◆ **SET TASK**:
Pictures do not belong in the copy. Return all of the entries exactly.

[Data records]
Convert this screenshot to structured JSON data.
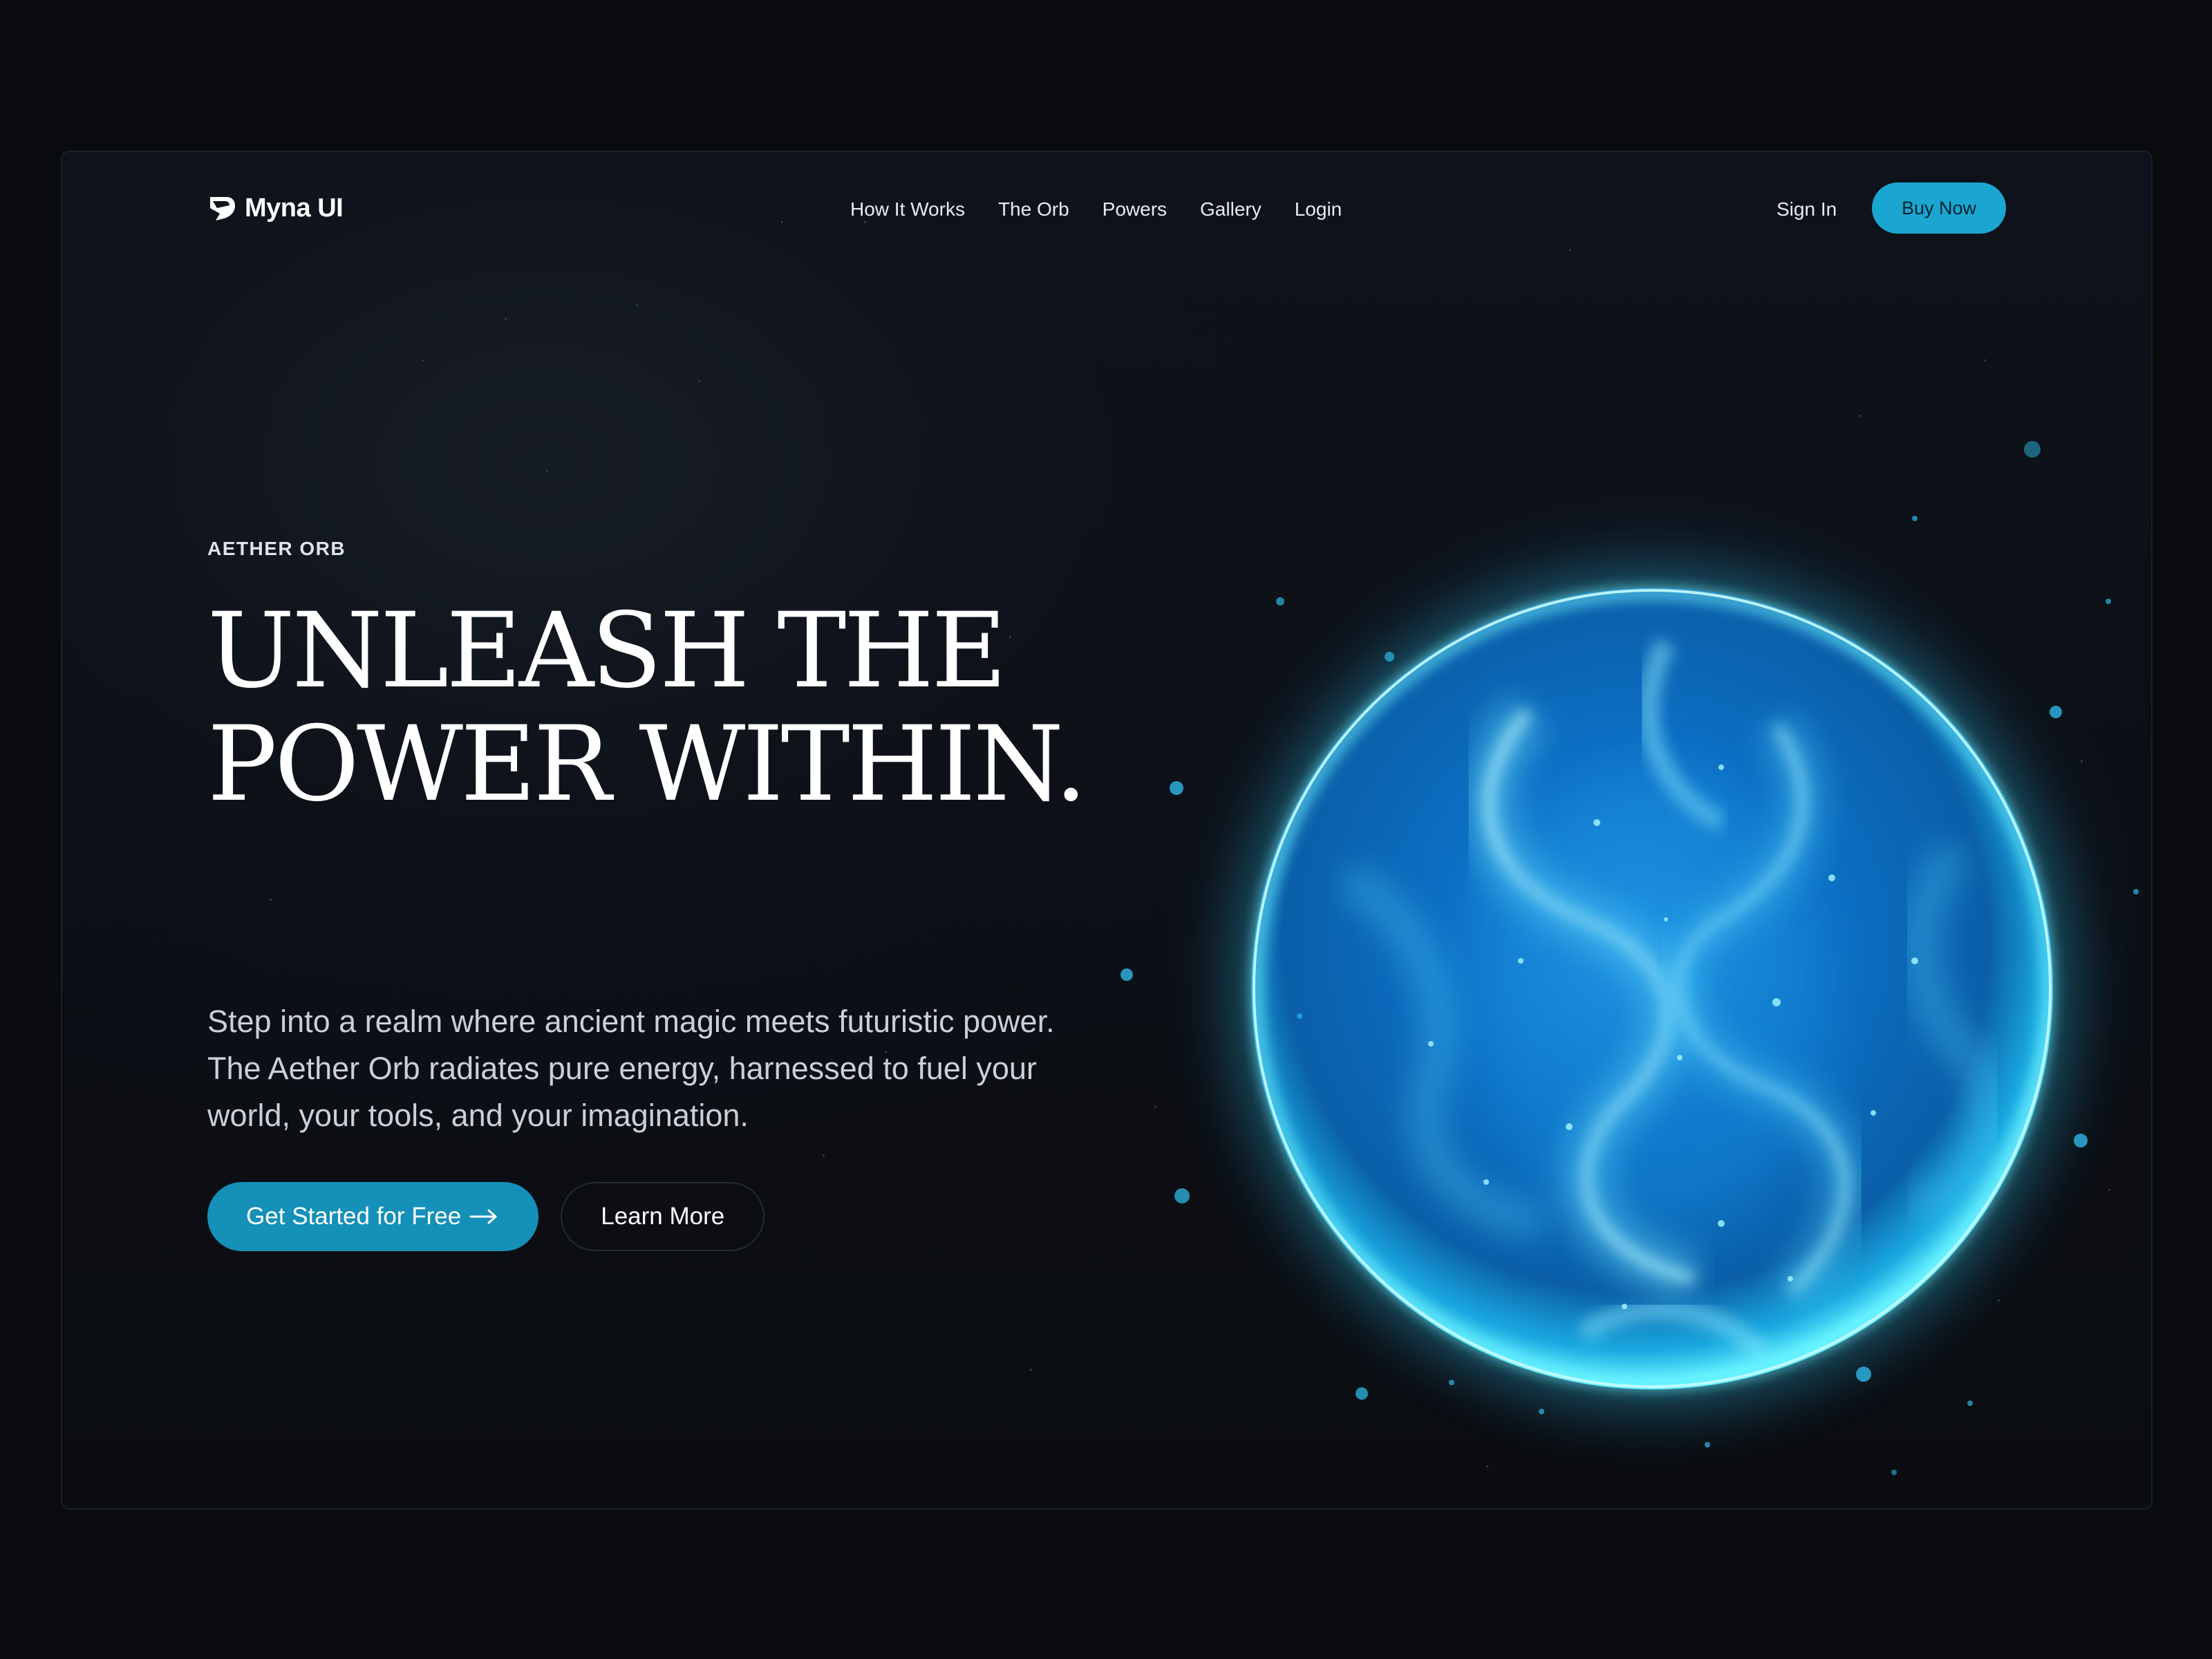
{
  "brand": {
    "name": "Myna UI",
    "logo_icon": "myna-logo-icon"
  },
  "nav": {
    "links": [
      "How It Works",
      "The Orb",
      "Powers",
      "Gallery",
      "Login"
    ],
    "sign_in": "Sign In",
    "buy_now": "Buy Now"
  },
  "hero": {
    "eyebrow": "AETHER ORB",
    "headline_line1": "UNLEASH THE",
    "headline_line2": "POWER WITHIN.",
    "description": "Step into a realm where ancient magic meets futuristic power. The Aether Orb radiates pure energy, harnessed to fuel your world, your tools, and your imagination.",
    "primary_cta": "Get Started for Free",
    "primary_cta_icon": "arrow-right-icon",
    "secondary_cta": "Learn More"
  },
  "colors": {
    "background": "#0a0b0e",
    "accent": "#1aa6d0",
    "accent_dark": "#1590b8",
    "orb_core": "#0a5fa8",
    "orb_rim": "#5ff0ff"
  }
}
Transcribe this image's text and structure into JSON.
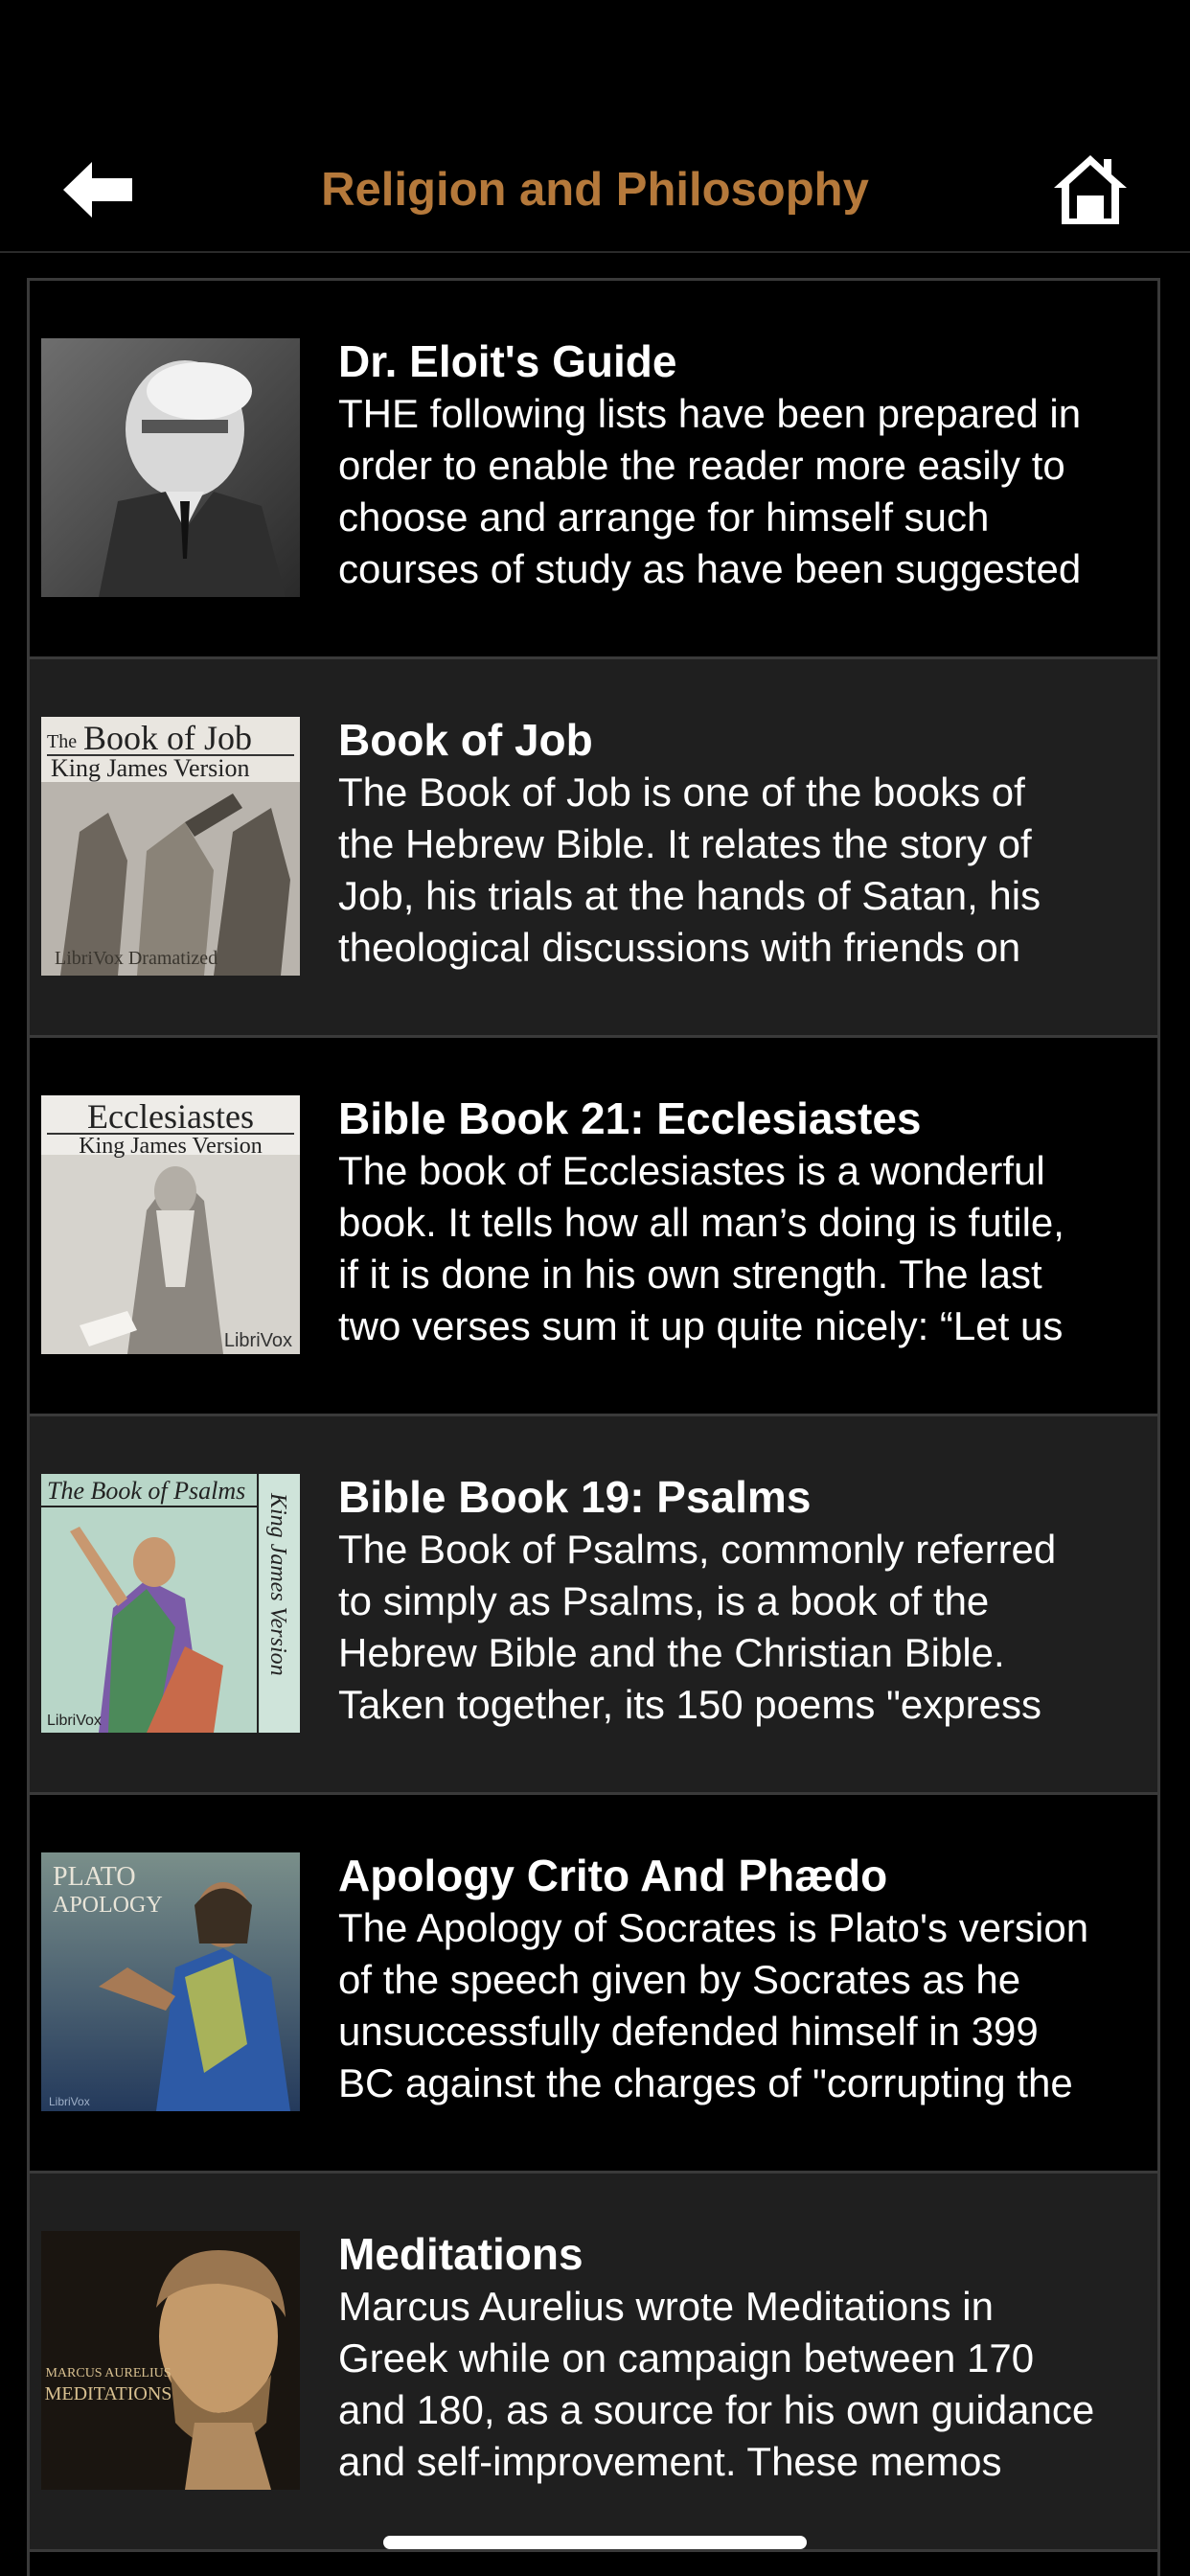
{
  "app": {
    "accent_color": "#b5793b"
  },
  "nav": {
    "back_icon": "back-arrow-icon",
    "title": "Religion and Philosophy",
    "home_icon": "home-icon"
  },
  "items": [
    {
      "title": "Dr. Eloit's Guide",
      "desc_lines": [
        "THE following lists have been prepared in",
        "order to enable the reader more easily to",
        "choose and arrange for himself such",
        "courses of study as have been suggested"
      ]
    },
    {
      "title": "Book of Job",
      "cover": {
        "line1_small": "The",
        "line1": "Book of Job",
        "line2": "King James Version",
        "footer": "LibriVox  Dramatized"
      },
      "desc_lines": [
        "The Book of Job is one of the books of",
        "the Hebrew Bible. It relates the story of",
        "Job, his trials at the hands of Satan, his",
        "theological discussions with friends on"
      ]
    },
    {
      "title": "Bible Book 21: Ecclesiastes",
      "cover": {
        "line1": "Ecclesiastes",
        "line2": "King James Version",
        "footer": "LibriVox"
      },
      "desc_lines": [
        "The book of Ecclesiastes is a wonderful",
        "book. It tells how all man’s doing is futile,",
        "if it is done in his own strength. The last",
        "two verses sum it up quite nicely: “Let us"
      ]
    },
    {
      "title": "Bible Book 19: Psalms",
      "cover": {
        "line1": "The Book of Psalms",
        "side": "King James Version",
        "footer": "LibriVox"
      },
      "desc_lines": [
        "The Book of Psalms, commonly referred",
        "to simply as Psalms, is a book of the",
        "Hebrew Bible and the Christian Bible.",
        "Taken together, its 150 poems \"express"
      ]
    },
    {
      "title": "Apology Crito And Phædo",
      "cover": {
        "line1": "PLATO",
        "line2": "APOLOGY",
        "footer": "LibriVox"
      },
      "desc_lines": [
        "The Apology of Socrates is Plato's version",
        "of the speech given by Socrates as he",
        "unsuccessfully defended himself in 399",
        "BC against the charges of \"corrupting the"
      ]
    },
    {
      "title": "Meditations",
      "cover": {
        "line1": "MARCUS AURELIUS",
        "line2": "MEDITATIONS"
      },
      "desc_lines": [
        "Marcus Aurelius wrote Meditations in",
        "Greek while on campaign between 170",
        "and 180, as a source for his own guidance",
        "and self-improvement. These memos"
      ]
    }
  ]
}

◆ **RESPONSE TO THE EXERCISE**:
Convert this screenshot to structured JSON data.
{
  "brand": {
    "name": "Myna UI",
    "logo_icon": "myna-logo-icon"
  },
  "nav": {
    "links": [
      "How It Works",
      "The Orb",
      "Powers",
      "Gallery",
      "Login"
    ],
    "sign_in": "Sign In",
    "buy_now": "Buy Now"
  },
  "hero": {
    "eyebrow": "AETHER ORB",
    "headline_line1": "UNLEASH THE",
    "headline_line2": "POWER WITHIN.",
    "description": "Step into a realm where ancient magic meets futuristic power. The Aether Orb radiates pure energy, harnessed to fuel your world, your tools, and your imagination.",
    "primary_cta": "Get Started for Free",
    "primary_cta_icon": "arrow-right-icon",
    "secondary_cta": "Learn More"
  },
  "colors": {
    "background": "#0a0b0e",
    "accent": "#1aa6d0",
    "accent_dark": "#1590b8",
    "orb_core": "#0a5fa8",
    "orb_rim": "#5ff0ff"
  }
}
Transcribe this image's text and structure into JSON.
{
  "app": {
    "accent_color": "#b5793b"
  },
  "nav": {
    "back_icon": "back-arrow-icon",
    "title": "Religion and Philosophy",
    "home_icon": "home-icon"
  },
  "items": [
    {
      "title": "Dr. Eloit's Guide",
      "desc_lines": [
        "THE following lists have been prepared in",
        "order to enable the reader more easily to",
        "choose and arrange for himself such",
        "courses of study as have been suggested"
      ]
    },
    {
      "title": "Book of Job",
      "cover": {
        "line1_small": "The",
        "line1": "Book of Job",
        "line2": "King James Version",
        "footer": "LibriVox  Dramatized"
      },
      "desc_lines": [
        "The Book of Job is one of the books of",
        "the Hebrew Bible. It relates the story of",
        "Job, his trials at the hands of Satan, his",
        "theological discussions with friends on"
      ]
    },
    {
      "title": "Bible Book 21: Ecclesiastes",
      "cover": {
        "line1": "Ecclesiastes",
        "line2": "King James Version",
        "footer": "LibriVox"
      },
      "desc_lines": [
        "The book of Ecclesiastes is a wonderful",
        "book. It tells how all man’s doing is futile,",
        "if it is done in his own strength. The last",
        "two verses sum it up quite nicely: “Let us"
      ]
    },
    {
      "title": "Bible Book 19: Psalms",
      "cover": {
        "line1": "The Book of Psalms",
        "side": "King James Version",
        "footer": "LibriVox"
      },
      "desc_lines": [
        "The Book of Psalms, commonly referred",
        "to simply as Psalms, is a book of the",
        "Hebrew Bible and the Christian Bible.",
        "Taken together, its 150 poems \"express"
      ]
    },
    {
      "title": "Apology Crito And Phædo",
      "cover": {
        "line1": "PLATO",
        "line2": "APOLOGY",
        "footer": "LibriVox"
      },
      "desc_lines": [
        "The Apology of Socrates is Plato's version",
        "of the speech given by Socrates as he",
        "unsuccessfully defended himself in 399",
        "BC against the charges of \"corrupting the"
      ]
    },
    {
      "title": "Meditations",
      "cover": {
        "line1": "MARCUS AURELIUS",
        "line2": "MEDITATIONS"
      },
      "desc_lines": [
        "Marcus Aurelius wrote Meditations in",
        "Greek while on campaign between 170",
        "and 180, as a source for his own guidance",
        "and self-improvement. These memos"
      ]
    }
  ]
}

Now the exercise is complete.